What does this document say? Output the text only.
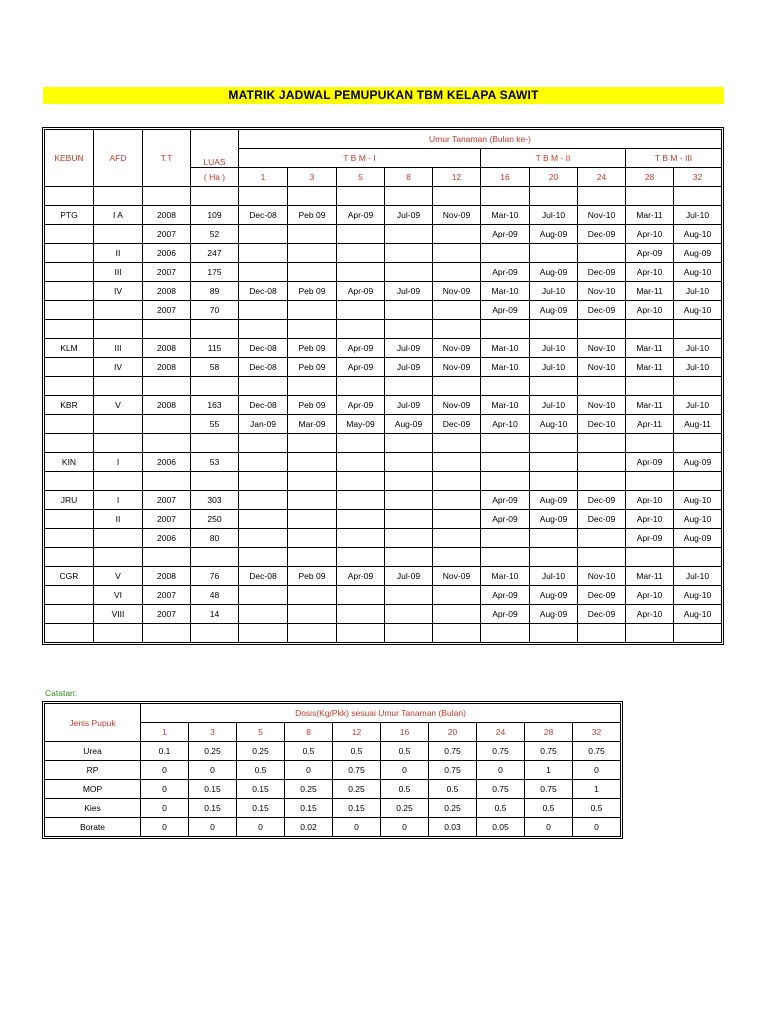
MATRIK JADWAL PEMUPUKAN TBM KELAPA SAWIT
KEBUN	AFD	T.T	LUAS	Umur Tanaman (Bulan ke-)									
				T B M - I					T B M - II			T B M - III	
			( Ha )	1	3	5	8	12	16	20	24	28	32

PTG	I A	2008	109	Dec-08	Peb 09	Apr-09	Jul-09	Nov-09	Mar-10	Jul-10	Nov-10	Mar-11	Jul-10
		2007	52						Apr-09	Aug-09	Dec-09	Apr-10	Aug-10
	II	2006	247									Apr-09	Aug-09
	III	2007	175						Apr-09	Aug-09	Dec-09	Apr-10	Aug-10
	IV	2008	89	Dec-08	Peb 09	Apr-09	Jul-09	Nov-09	Mar-10	Jul-10	Nov-10	Mar-11	Jul-10
		2007	70						Apr-09	Aug-09	Dec-09	Apr-10	Aug-10

KLM	III	2008	115	Dec-08	Peb 09	Apr-09	Jul-09	Nov-09	Mar-10	Jul-10	Nov-10	Mar-11	Jul-10
	IV	2008	58	Dec-08	Peb 09	Apr-09	Jul-09	Nov-09	Mar-10	Jul-10	Nov-10	Mar-11	Jul-10

KBR	V	2008	163	Dec-08	Peb 09	Apr-09	Jul-09	Nov-09	Mar-10	Jul-10	Nov-10	Mar-11	Jul-10
			55	Jan-09	Mar-09	May-09	Aug-09	Dec-09	Apr-10	Aug-10	Dec-10	Apr-11	Aug-11

KIN	I	2006	53									Apr-09	Aug-09

JRU	I	2007	303						Apr-09	Aug-09	Dec-09	Apr-10	Aug-10
	II	2007	250						Apr-09	Aug-09	Dec-09	Apr-10	Aug-10
		2006	80									Apr-09	Aug-09

CGR	V	2008	76	Dec-08	Peb 09	Apr-09	Jul-09	Nov-09	Mar-10	Jul-10	Nov-10	Mar-11	Jul-10
	VI	2007	48						Apr-09	Aug-09	Dec-09	Apr-10	Aug-10
	VIII	2007	14						Apr-09	Aug-09	Dec-09	Apr-10	Aug-10

Catatan:
Jenis Pupuk	Dosis(Kg/Pkk) sesuai Umur Tanaman (Bulan)									
	1	3	5	8	12	16	20	24	28	32
Urea	0.1	0.25	0.25	0.5	0.5	0.5	0.75	0.75	0.75	0.75
RP	0	0	0.5	0	0.75	0	0.75	0	1	0
MOP	0	0.15	0.15	0.25	0.25	0.5	0.5	0.75	0.75	1
Kies	0	0.15	0.15	0.15	0.15	0.25	0.25	0.5	0.5	0.5
Borate	0	0	0	0.02	0	0	0.03	0.05	0	0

### WHAT NEEDS TO BE DONE
Each record above should come back exactly the same, only without its pictures.

### COMPLETE ANSWER
What does this document say? Output the text only.
MATRIK JADWAL PEMUPUKAN TBM KELAPA SAWIT
KEBUN	AFD	T.T	LUAS	Umur Tanaman (Bulan ke-)									
				T B M - I					T B M - II			T B M - III	
			( Ha )	1	3	5	8	12	16	20	24	28	32

PTG	I A	2008	109	Dec-08	Peb 09	Apr-09	Jul-09	Nov-09	Mar-10	Jul-10	Nov-10	Mar-11	Jul-10
		2007	52						Apr-09	Aug-09	Dec-09	Apr-10	Aug-10
	II	2006	247									Apr-09	Aug-09
	III	2007	175						Apr-09	Aug-09	Dec-09	Apr-10	Aug-10
	IV	2008	89	Dec-08	Peb 09	Apr-09	Jul-09	Nov-09	Mar-10	Jul-10	Nov-10	Mar-11	Jul-10
		2007	70						Apr-09	Aug-09	Dec-09	Apr-10	Aug-10

KLM	III	2008	115	Dec-08	Peb 09	Apr-09	Jul-09	Nov-09	Mar-10	Jul-10	Nov-10	Mar-11	Jul-10
	IV	2008	58	Dec-08	Peb 09	Apr-09	Jul-09	Nov-09	Mar-10	Jul-10	Nov-10	Mar-11	Jul-10

KBR	V	2008	163	Dec-08	Peb 09	Apr-09	Jul-09	Nov-09	Mar-10	Jul-10	Nov-10	Mar-11	Jul-10
			55	Jan-09	Mar-09	May-09	Aug-09	Dec-09	Apr-10	Aug-10	Dec-10	Apr-11	Aug-11

KIN	I	2006	53									Apr-09	Aug-09

JRU	I	2007	303						Apr-09	Aug-09	Dec-09	Apr-10	Aug-10
	II	2007	250						Apr-09	Aug-09	Dec-09	Apr-10	Aug-10
		2006	80									Apr-09	Aug-09

CGR	V	2008	76	Dec-08	Peb 09	Apr-09	Jul-09	Nov-09	Mar-10	Jul-10	Nov-10	Mar-11	Jul-10
	VI	2007	48						Apr-09	Aug-09	Dec-09	Apr-10	Aug-10
	VIII	2007	14						Apr-09	Aug-09	Dec-09	Apr-10	Aug-10

Catatan:
Jenis Pupuk	Dosis(Kg/Pkk) sesuai Umur Tanaman (Bulan)									
	1	3	5	8	12	16	20	24	28	32
Urea	0.1	0.25	0.25	0.5	0.5	0.5	0.75	0.75	0.75	0.75
RP	0	0	0.5	0	0.75	0	0.75	0	1	0
MOP	0	0.15	0.15	0.25	0.25	0.5	0.5	0.75	0.75	1
Kies	0	0.15	0.15	0.15	0.15	0.25	0.25	0.5	0.5	0.5
Borate	0	0	0	0.02	0	0	0.03	0.05	0	0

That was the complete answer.